● **Data records**
_ _ _
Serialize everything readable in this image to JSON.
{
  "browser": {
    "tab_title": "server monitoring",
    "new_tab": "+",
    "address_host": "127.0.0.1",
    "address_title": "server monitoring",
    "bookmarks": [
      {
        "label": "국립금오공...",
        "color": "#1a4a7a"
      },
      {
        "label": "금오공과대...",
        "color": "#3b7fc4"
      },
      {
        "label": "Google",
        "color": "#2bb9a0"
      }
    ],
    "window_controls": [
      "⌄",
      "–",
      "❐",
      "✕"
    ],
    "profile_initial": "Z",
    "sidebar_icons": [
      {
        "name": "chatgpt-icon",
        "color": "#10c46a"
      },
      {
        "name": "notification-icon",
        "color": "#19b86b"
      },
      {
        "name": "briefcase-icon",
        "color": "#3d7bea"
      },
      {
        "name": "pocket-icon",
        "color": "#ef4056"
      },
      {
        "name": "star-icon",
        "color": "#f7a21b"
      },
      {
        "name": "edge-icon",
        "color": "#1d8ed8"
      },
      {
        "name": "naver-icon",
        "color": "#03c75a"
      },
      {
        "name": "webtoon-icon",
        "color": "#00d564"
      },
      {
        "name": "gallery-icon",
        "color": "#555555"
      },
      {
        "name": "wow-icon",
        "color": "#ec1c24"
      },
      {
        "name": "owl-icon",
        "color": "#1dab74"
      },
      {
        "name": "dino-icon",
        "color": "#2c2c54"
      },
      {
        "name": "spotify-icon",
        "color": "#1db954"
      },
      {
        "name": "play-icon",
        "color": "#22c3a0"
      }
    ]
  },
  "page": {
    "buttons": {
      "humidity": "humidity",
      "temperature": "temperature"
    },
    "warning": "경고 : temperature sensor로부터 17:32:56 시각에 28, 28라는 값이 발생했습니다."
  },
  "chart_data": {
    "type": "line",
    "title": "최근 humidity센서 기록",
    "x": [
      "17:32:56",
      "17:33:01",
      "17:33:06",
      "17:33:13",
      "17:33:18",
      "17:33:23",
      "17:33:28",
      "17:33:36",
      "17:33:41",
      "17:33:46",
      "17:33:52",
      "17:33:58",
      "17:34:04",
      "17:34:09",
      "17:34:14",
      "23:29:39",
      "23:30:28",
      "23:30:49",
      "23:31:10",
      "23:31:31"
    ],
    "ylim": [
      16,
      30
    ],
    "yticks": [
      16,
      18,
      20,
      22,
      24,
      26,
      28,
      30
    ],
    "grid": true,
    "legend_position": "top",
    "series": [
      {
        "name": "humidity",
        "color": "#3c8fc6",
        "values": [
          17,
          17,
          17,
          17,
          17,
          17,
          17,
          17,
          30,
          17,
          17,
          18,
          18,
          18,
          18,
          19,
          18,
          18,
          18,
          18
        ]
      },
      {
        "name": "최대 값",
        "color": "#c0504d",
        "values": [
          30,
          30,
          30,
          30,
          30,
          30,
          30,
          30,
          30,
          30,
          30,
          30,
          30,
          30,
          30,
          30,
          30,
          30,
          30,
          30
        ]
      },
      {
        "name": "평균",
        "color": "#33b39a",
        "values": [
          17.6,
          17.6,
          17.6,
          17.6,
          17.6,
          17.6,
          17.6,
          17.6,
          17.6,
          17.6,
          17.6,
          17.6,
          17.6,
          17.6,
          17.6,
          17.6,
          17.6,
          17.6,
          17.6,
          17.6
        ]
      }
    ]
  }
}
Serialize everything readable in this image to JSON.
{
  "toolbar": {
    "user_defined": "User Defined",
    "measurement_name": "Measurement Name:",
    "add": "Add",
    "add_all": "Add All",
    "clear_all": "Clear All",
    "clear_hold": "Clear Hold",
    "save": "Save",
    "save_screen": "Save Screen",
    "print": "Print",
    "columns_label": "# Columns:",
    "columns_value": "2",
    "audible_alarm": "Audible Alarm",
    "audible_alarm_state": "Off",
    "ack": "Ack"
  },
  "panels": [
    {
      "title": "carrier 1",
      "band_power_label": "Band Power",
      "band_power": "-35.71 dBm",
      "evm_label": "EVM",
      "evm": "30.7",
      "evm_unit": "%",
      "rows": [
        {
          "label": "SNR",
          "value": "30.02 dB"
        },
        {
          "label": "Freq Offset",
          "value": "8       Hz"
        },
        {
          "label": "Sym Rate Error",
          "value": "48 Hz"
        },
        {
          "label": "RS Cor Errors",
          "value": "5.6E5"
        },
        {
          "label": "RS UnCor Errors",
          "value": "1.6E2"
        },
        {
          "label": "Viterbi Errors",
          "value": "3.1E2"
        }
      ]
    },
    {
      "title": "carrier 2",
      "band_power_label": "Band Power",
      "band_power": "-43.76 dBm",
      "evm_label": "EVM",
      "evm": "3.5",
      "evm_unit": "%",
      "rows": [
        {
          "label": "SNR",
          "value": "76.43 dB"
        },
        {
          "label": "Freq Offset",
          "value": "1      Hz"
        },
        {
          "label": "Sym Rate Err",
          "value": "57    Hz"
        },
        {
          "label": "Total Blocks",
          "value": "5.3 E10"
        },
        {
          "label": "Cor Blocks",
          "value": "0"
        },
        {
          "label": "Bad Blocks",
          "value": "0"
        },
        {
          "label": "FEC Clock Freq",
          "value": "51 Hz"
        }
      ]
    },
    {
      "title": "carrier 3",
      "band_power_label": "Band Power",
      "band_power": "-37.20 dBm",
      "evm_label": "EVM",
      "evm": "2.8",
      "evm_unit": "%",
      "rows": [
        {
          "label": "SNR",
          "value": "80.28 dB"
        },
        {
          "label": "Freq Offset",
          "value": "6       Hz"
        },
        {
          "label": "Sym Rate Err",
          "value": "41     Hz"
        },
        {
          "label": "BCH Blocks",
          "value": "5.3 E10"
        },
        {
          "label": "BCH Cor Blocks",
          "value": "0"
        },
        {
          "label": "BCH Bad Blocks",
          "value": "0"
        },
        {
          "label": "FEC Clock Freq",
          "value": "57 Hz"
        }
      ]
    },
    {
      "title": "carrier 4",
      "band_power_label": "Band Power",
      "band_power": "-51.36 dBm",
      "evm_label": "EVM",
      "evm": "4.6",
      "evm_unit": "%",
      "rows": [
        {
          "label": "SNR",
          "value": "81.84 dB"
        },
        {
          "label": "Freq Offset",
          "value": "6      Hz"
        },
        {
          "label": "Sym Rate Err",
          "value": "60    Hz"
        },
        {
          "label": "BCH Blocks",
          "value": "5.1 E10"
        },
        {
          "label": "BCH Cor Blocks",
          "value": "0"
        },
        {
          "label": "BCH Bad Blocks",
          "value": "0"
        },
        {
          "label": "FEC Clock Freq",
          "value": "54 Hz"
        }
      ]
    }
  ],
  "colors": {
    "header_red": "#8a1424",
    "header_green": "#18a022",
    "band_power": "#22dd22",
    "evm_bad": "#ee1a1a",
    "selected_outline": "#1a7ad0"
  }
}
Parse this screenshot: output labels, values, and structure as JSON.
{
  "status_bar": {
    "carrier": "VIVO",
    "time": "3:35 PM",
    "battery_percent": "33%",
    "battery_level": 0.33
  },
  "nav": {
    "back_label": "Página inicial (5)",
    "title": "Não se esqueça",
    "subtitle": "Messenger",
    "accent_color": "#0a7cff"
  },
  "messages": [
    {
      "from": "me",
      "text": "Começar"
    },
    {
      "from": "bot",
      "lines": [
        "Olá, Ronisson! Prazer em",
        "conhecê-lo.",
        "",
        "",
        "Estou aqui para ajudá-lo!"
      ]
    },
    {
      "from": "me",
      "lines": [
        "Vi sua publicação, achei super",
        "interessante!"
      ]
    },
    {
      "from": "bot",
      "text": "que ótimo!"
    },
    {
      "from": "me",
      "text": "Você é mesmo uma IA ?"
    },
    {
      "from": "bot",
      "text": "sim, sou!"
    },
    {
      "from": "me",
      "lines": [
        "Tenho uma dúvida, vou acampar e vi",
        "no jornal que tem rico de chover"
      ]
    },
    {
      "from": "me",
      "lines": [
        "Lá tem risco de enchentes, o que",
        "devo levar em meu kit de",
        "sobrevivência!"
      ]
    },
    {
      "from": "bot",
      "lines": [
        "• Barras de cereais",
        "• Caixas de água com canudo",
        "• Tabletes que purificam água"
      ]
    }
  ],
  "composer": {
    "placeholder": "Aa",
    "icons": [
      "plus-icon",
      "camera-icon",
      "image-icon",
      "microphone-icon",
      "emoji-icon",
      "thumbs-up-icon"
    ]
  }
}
_ _ _
● **What you are asked to do**
Filter the entries and copy out every line with the word "carrier".

● **Result of the task**
      "title": "carrier 1",
      "title": "carrier 2",
      "title": "carrier 3",
      "title": "carrier 4",
    "carrier": "VIVO",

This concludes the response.